> _Brief_:
Extract every line of the material below and reproduce each one without any change.

> _Supplied information_:
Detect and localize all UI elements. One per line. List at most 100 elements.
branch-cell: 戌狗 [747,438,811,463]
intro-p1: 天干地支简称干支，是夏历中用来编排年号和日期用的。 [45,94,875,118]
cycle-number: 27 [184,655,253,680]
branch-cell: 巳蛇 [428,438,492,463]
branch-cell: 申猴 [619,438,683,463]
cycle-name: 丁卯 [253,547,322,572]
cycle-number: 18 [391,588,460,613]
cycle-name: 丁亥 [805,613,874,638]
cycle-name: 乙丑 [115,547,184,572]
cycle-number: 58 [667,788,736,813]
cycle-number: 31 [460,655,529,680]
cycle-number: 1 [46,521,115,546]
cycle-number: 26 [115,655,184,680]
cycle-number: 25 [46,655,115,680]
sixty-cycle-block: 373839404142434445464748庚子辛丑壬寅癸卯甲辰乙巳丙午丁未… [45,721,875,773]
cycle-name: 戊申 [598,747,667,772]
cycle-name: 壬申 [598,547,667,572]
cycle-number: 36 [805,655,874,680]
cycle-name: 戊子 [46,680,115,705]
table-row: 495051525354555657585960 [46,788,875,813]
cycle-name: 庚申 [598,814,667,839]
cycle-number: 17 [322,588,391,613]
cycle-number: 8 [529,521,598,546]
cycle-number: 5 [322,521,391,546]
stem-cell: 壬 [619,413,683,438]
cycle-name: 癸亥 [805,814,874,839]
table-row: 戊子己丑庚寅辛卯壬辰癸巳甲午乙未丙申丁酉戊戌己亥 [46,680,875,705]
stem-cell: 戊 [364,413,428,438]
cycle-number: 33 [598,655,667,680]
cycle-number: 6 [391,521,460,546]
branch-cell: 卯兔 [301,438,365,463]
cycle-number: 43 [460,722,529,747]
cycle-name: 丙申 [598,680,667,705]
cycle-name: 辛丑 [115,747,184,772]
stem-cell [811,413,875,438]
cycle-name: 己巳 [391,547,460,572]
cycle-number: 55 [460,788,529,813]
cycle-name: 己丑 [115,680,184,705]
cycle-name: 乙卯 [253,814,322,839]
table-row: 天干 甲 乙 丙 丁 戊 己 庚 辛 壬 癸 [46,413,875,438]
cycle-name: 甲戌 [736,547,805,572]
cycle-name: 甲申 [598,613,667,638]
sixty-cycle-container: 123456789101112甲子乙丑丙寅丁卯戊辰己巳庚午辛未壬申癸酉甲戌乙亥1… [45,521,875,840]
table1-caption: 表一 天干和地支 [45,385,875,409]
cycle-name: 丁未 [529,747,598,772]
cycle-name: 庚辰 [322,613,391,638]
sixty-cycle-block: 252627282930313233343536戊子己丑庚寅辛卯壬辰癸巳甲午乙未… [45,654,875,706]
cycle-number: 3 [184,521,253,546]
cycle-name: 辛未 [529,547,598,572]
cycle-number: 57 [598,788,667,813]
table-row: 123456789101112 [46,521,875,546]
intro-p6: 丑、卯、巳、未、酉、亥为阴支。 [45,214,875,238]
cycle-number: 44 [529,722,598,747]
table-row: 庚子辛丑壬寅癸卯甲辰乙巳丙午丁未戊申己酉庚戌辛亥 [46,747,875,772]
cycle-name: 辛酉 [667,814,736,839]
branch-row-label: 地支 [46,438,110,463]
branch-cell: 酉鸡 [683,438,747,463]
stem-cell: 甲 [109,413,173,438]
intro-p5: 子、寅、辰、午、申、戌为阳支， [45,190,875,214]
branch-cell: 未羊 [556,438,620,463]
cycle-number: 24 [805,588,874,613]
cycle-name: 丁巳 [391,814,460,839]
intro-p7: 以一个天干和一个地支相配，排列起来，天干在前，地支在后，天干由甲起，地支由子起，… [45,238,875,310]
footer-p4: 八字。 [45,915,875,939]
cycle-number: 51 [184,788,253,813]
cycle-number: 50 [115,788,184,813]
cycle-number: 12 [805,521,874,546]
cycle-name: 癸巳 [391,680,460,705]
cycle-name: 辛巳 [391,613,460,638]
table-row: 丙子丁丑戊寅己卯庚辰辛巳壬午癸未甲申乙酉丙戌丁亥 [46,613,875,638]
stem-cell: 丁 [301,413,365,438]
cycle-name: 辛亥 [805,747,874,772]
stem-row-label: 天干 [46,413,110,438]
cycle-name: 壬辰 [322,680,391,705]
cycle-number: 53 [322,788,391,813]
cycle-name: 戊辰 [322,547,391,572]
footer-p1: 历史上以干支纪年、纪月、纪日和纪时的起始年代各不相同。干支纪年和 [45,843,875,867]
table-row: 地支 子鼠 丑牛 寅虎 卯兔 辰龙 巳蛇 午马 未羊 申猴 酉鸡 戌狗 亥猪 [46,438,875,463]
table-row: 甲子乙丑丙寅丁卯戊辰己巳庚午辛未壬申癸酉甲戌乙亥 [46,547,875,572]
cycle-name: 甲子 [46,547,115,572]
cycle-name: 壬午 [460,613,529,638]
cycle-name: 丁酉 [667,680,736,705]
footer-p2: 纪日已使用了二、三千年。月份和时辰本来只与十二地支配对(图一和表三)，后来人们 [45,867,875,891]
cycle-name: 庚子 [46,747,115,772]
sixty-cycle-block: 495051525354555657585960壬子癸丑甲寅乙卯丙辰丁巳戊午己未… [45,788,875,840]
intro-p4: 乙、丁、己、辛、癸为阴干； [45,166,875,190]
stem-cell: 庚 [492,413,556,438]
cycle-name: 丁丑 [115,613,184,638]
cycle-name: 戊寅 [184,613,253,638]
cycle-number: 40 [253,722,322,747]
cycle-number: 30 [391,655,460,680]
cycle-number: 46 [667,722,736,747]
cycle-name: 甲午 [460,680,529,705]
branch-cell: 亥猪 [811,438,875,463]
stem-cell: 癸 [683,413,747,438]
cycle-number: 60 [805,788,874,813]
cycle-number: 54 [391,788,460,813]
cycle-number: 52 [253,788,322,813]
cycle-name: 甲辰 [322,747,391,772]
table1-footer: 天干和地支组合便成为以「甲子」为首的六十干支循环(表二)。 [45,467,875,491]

> _Response_:
Detect and localize all UI elements. One per line. List at most 100 elements.
branch-cell: 戌狗 [747,438,811,463]
intro-p1: 天干地支简称干支，是夏历中用来编排年号和日期用的。 [45,94,875,118]
cycle-number: 27 [184,655,253,680]
branch-cell: 巳蛇 [428,438,492,463]
branch-cell: 申猴 [619,438,683,463]
cycle-name: 丁卯 [253,547,322,572]
cycle-number: 18 [391,588,460,613]
cycle-name: 丁亥 [805,613,874,638]
cycle-name: 乙丑 [115,547,184,572]
cycle-number: 58 [667,788,736,813]
cycle-number: 31 [460,655,529,680]
cycle-number: 1 [46,521,115,546]
cycle-number: 26 [115,655,184,680]
cycle-number: 25 [46,655,115,680]
sixty-cycle-block: 373839404142434445464748庚子辛丑壬寅癸卯甲辰乙巳丙午丁未… [45,721,875,773]
cycle-name: 戊申 [598,747,667,772]
cycle-name: 壬申 [598,547,667,572]
cycle-number: 36 [805,655,874,680]
cycle-name: 戊子 [46,680,115,705]
table-row: 495051525354555657585960 [46,788,875,813]
cycle-name: 庚申 [598,814,667,839]
cycle-number: 17 [322,588,391,613]
cycle-number: 8 [529,521,598,546]
cycle-number: 5 [322,521,391,546]
stem-cell: 壬 [619,413,683,438]
cycle-name: 癸亥 [805,814,874,839]
table-row: 戊子己丑庚寅辛卯壬辰癸巳甲午乙未丙申丁酉戊戌己亥 [46,680,875,705]
stem-cell: 戊 [364,413,428,438]
cycle-number: 33 [598,655,667,680]
cycle-number: 6 [391,521,460,546]
branch-cell: 卯兔 [301,438,365,463]
cycle-number: 43 [460,722,529,747]
cycle-name: 丙申 [598,680,667,705]
cycle-name: 辛丑 [115,747,184,772]
stem-cell [811,413,875,438]
cycle-name: 己巳 [391,547,460,572]
cycle-number: 55 [460,788,529,813]
cycle-name: 己丑 [115,680,184,705]
cycle-name: 乙卯 [253,814,322,839]
table-row: 天干 甲 乙 丙 丁 戊 己 庚 辛 壬 癸 [46,413,875,438]
cycle-name: 甲戌 [736,547,805,572]
cycle-name: 甲申 [598,613,667,638]
sixty-cycle-container: 123456789101112甲子乙丑丙寅丁卯戊辰己巳庚午辛未壬申癸酉甲戌乙亥1… [45,521,875,840]
table1-caption: 表一 天干和地支 [45,385,875,409]
cycle-name: 丁未 [529,747,598,772]
cycle-name: 庚辰 [322,613,391,638]
sixty-cycle-block: 252627282930313233343536戊子己丑庚寅辛卯壬辰癸巳甲午乙未… [45,654,875,706]
cycle-number: 3 [184,521,253,546]
cycle-name: 辛未 [529,547,598,572]
cycle-number: 57 [598,788,667,813]
table-row: 123456789101112 [46,521,875,546]
intro-p6: 丑、卯、巳、未、酉、亥为阴支。 [45,214,875,238]
cycle-number: 44 [529,722,598,747]
table-row: 庚子辛丑壬寅癸卯甲辰乙巳丙午丁未戊申己酉庚戌辛亥 [46,747,875,772]
cycle-name: 辛酉 [667,814,736,839]
branch-row-label: 地支 [46,438,110,463]
branch-cell: 酉鸡 [683,438,747,463]
stem-cell: 甲 [109,413,173,438]
intro-p5: 子、寅、辰、午、申、戌为阳支， [45,190,875,214]
branch-cell: 未羊 [556,438,620,463]
cycle-number: 24 [805,588,874,613]
cycle-name: 丁巳 [391,814,460,839]
intro-p7: 以一个天干和一个地支相配，排列起来，天干在前，地支在后，天干由甲起，地支由子起，… [45,238,875,310]
footer-p4: 八字。 [45,915,875,939]
cycle-number: 51 [184,788,253,813]
cycle-number: 50 [115,788,184,813]
cycle-number: 12 [805,521,874,546]
cycle-name: 癸巳 [391,680,460,705]
cycle-name: 辛巳 [391,613,460,638]
table-row: 丙子丁丑戊寅己卯庚辰辛巳壬午癸未甲申乙酉丙戌丁亥 [46,613,875,638]
stem-cell: 丁 [301,413,365,438]
cycle-name: 辛亥 [805,747,874,772]
stem-row-label: 天干 [46,413,110,438]
cycle-name: 壬辰 [322,680,391,705]
cycle-number: 53 [322,788,391,813]
cycle-name: 戊辰 [322,547,391,572]
footer-p1: 历史上以干支纪年、纪月、纪日和纪时的起始年代各不相同。干支纪年和 [45,843,875,867]
table-row: 地支 子鼠 丑牛 寅虎 卯兔 辰龙 巳蛇 午马 未羊 申猴 酉鸡 戌狗 亥猪 [46,438,875,463]
table-row: 甲子乙丑丙寅丁卯戊辰己巳庚午辛未壬申癸酉甲戌乙亥 [46,547,875,572]
cycle-name: 甲子 [46,547,115,572]
cycle-name: 壬午 [460,613,529,638]
cycle-name: 丁酉 [667,680,736,705]
footer-p2: 纪日已使用了二、三千年。月份和时辰本来只与十二地支配对(图一和表三)，后来人们 [45,867,875,891]
cycle-name: 庚子 [46,747,115,772]
sixty-cycle-block: 495051525354555657585960壬子癸丑甲寅乙卯丙辰丁巳戊午己未… [45,788,875,840]
intro-p4: 乙、丁、己、辛、癸为阴干； [45,166,875,190]
stem-cell: 庚 [492,413,556,438]
cycle-name: 丁丑 [115,613,184,638]
cycle-name: 戊寅 [184,613,253,638]
cycle-number: 40 [253,722,322,747]
cycle-number: 30 [391,655,460,680]
cycle-number: 46 [667,722,736,747]
cycle-name: 甲午 [460,680,529,705]
branch-cell: 亥猪 [811,438,875,463]
stem-cell: 癸 [683,413,747,438]
cycle-number: 60 [805,788,874,813]
cycle-number: 54 [391,788,460,813]
cycle-number: 52 [253,788,322,813]
cycle-name: 甲辰 [322,747,391,772]
table1-footer: 天干和地支组合便成为以「甲子」为首的六十干支循环(表二)。 [45,467,875,491]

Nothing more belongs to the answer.